#### THE EXERCISE
Leave out the pictures and restate the rest of the data exactly.

Dataset rows
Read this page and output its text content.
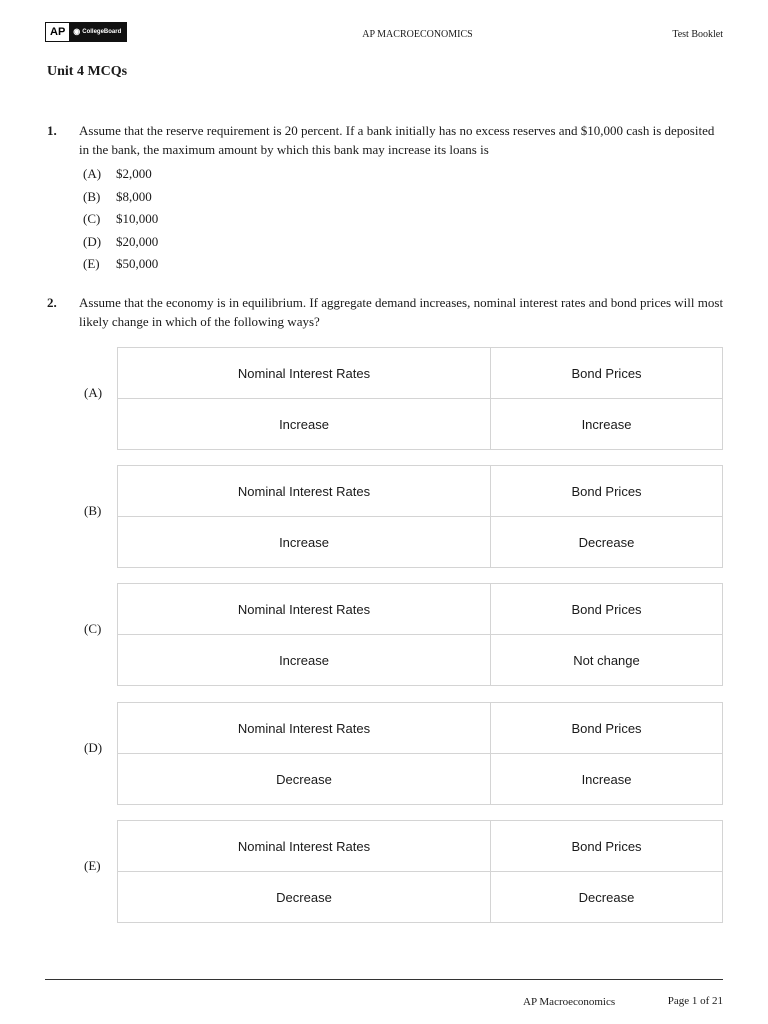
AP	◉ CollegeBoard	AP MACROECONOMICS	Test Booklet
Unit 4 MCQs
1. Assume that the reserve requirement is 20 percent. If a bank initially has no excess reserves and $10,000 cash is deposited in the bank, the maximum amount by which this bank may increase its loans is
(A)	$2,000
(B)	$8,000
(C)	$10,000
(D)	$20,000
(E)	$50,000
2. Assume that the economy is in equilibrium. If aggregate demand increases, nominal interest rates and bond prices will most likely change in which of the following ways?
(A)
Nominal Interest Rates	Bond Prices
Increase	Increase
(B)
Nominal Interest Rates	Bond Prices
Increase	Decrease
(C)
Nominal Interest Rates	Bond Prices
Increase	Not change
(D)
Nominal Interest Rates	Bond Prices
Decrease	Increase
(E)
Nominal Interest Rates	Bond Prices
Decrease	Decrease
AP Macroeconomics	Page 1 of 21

#### OUTPUT OF THE EXERCISE
Read this page and output its text content.
AP	◉ CollegeBoard	AP MACROECONOMICS	Test Booklet
Unit 4 MCQs
1. Assume that the reserve requirement is 20 percent. If a bank initially has no excess reserves and $10,000 cash is deposited in the bank, the maximum amount by which this bank may increase its loans is
(A)	$2,000
(B)	$8,000
(C)	$10,000
(D)	$20,000
(E)	$50,000
2. Assume that the economy is in equilibrium. If aggregate demand increases, nominal interest rates and bond prices will most likely change in which of the following ways?
(A)
Nominal Interest Rates	Bond Prices
Increase	Increase
(B)
Nominal Interest Rates	Bond Prices
Increase	Decrease
(C)
Nominal Interest Rates	Bond Prices
Increase	Not change
(D)
Nominal Interest Rates	Bond Prices
Decrease	Increase
(E)
Nominal Interest Rates	Bond Prices
Decrease	Decrease
AP Macroeconomics	Page 1 of 21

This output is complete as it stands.